EXERCISE DIRECTIONS
Reproduce each line of the material precisely.

TASK DATA
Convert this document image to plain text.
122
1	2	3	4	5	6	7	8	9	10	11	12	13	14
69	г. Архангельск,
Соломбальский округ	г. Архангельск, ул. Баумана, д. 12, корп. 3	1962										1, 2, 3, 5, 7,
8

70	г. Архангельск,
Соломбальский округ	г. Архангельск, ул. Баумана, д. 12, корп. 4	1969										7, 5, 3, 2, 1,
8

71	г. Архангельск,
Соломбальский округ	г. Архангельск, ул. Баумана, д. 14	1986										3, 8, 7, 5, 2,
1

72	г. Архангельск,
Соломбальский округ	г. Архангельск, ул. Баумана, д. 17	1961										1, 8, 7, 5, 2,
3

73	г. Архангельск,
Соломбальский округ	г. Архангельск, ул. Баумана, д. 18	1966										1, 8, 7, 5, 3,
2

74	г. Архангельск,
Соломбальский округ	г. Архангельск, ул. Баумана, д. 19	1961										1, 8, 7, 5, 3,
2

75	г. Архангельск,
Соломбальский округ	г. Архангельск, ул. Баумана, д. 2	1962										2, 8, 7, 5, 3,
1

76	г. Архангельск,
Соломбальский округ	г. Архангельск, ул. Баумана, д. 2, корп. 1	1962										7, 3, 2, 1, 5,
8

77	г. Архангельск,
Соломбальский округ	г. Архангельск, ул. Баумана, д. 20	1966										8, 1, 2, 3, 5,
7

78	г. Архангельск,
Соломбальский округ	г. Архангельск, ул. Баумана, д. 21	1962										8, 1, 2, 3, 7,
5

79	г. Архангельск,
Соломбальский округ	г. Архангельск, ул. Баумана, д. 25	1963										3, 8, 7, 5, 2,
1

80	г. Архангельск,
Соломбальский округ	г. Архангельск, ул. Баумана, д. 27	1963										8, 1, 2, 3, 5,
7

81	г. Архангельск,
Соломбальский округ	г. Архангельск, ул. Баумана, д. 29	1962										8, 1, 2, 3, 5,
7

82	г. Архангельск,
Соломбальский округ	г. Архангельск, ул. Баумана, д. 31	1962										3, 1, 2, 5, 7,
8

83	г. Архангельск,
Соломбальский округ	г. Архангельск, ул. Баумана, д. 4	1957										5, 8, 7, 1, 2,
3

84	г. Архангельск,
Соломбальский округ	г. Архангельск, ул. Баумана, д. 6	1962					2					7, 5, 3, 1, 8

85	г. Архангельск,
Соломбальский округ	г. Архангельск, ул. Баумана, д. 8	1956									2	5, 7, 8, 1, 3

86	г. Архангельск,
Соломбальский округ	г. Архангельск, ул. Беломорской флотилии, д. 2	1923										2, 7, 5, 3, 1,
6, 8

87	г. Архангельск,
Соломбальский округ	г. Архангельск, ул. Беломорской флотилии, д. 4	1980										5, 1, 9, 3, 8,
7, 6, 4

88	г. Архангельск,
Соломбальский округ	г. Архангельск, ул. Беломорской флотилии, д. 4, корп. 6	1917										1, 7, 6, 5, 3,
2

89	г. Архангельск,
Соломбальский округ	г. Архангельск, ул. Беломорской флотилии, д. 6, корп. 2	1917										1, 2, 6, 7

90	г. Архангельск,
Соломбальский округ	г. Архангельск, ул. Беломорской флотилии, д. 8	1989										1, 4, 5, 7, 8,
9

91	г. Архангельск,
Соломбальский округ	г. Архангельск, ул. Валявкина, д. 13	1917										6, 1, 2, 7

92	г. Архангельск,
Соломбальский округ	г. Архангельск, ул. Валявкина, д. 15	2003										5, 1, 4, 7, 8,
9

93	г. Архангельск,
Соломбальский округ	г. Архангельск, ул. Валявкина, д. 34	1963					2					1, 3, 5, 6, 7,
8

REPLY TO THE EXERCISE
Convert this document image to plain text.
122
1	2	3	4	5	6	7	8	9	10	11	12	13	14
69	г. Архангельск,
Соломбальский округ	г. Архангельск, ул. Баумана, д. 12, корп. 3	1962										1, 2, 3, 5, 7,
8

70	г. Архангельск,
Соломбальский округ	г. Архангельск, ул. Баумана, д. 12, корп. 4	1969										7, 5, 3, 2, 1,
8

71	г. Архангельск,
Соломбальский округ	г. Архангельск, ул. Баумана, д. 14	1986										3, 8, 7, 5, 2,
1

72	г. Архангельск,
Соломбальский округ	г. Архангельск, ул. Баумана, д. 17	1961										1, 8, 7, 5, 2,
3

73	г. Архангельск,
Соломбальский округ	г. Архангельск, ул. Баумана, д. 18	1966										1, 8, 7, 5, 3,
2

74	г. Архангельск,
Соломбальский округ	г. Архангельск, ул. Баумана, д. 19	1961										1, 8, 7, 5, 3,
2

75	г. Архангельск,
Соломбальский округ	г. Архангельск, ул. Баумана, д. 2	1962										2, 8, 7, 5, 3,
1

76	г. Архангельск,
Соломбальский округ	г. Архангельск, ул. Баумана, д. 2, корп. 1	1962										7, 3, 2, 1, 5,
8

77	г. Архангельск,
Соломбальский округ	г. Архангельск, ул. Баумана, д. 20	1966										8, 1, 2, 3, 5,
7

78	г. Архангельск,
Соломбальский округ	г. Архангельск, ул. Баумана, д. 21	1962										8, 1, 2, 3, 7,
5

79	г. Архангельск,
Соломбальский округ	г. Архангельск, ул. Баумана, д. 25	1963										3, 8, 7, 5, 2,
1

80	г. Архангельск,
Соломбальский округ	г. Архангельск, ул. Баумана, д. 27	1963										8, 1, 2, 3, 5,
7

81	г. Архангельск,
Соломбальский округ	г. Архангельск, ул. Баумана, д. 29	1962										8, 1, 2, 3, 5,
7

82	г. Архангельск,
Соломбальский округ	г. Архангельск, ул. Баумана, д. 31	1962										3, 1, 2, 5, 7,
8

83	г. Архангельск,
Соломбальский округ	г. Архангельск, ул. Баумана, д. 4	1957										5, 8, 7, 1, 2,
3

84	г. Архангельск,
Соломбальский округ	г. Архангельск, ул. Баумана, д. 6	1962					2					7, 5, 3, 1, 8

85	г. Архангельск,
Соломбальский округ	г. Архангельск, ул. Баумана, д. 8	1956									2	5, 7, 8, 1, 3

86	г. Архангельск,
Соломбальский округ	г. Архангельск, ул. Беломорской флотилии, д. 2	1923										2, 7, 5, 3, 1,
6, 8

87	г. Архангельск,
Соломбальский округ	г. Архангельск, ул. Беломорской флотилии, д. 4	1980										5, 1, 9, 3, 8,
7, 6, 4

88	г. Архангельск,
Соломбальский округ	г. Архангельск, ул. Беломорской флотилии, д. 4, корп. 6	1917										1, 7, 6, 5, 3,
2

89	г. Архангельск,
Соломбальский округ	г. Архангельск, ул. Беломорской флотилии, д. 6, корп. 2	1917										1, 2, 6, 7

90	г. Архангельск,
Соломбальский округ	г. Архангельск, ул. Беломорской флотилии, д. 8	1989										1, 4, 5, 7, 8,
9

91	г. Архангельск,
Соломбальский округ	г. Архангельск, ул. Валявкина, д. 13	1917										6, 1, 2, 7

92	г. Архангельск,
Соломбальский округ	г. Архангельск, ул. Валявкина, д. 15	2003										5, 1, 4, 7, 8,
9

93	г. Архангельск,
Соломбальский округ	г. Архангельск, ул. Валявкина, д. 34	1963					2					1, 3, 5, 6, 7,
8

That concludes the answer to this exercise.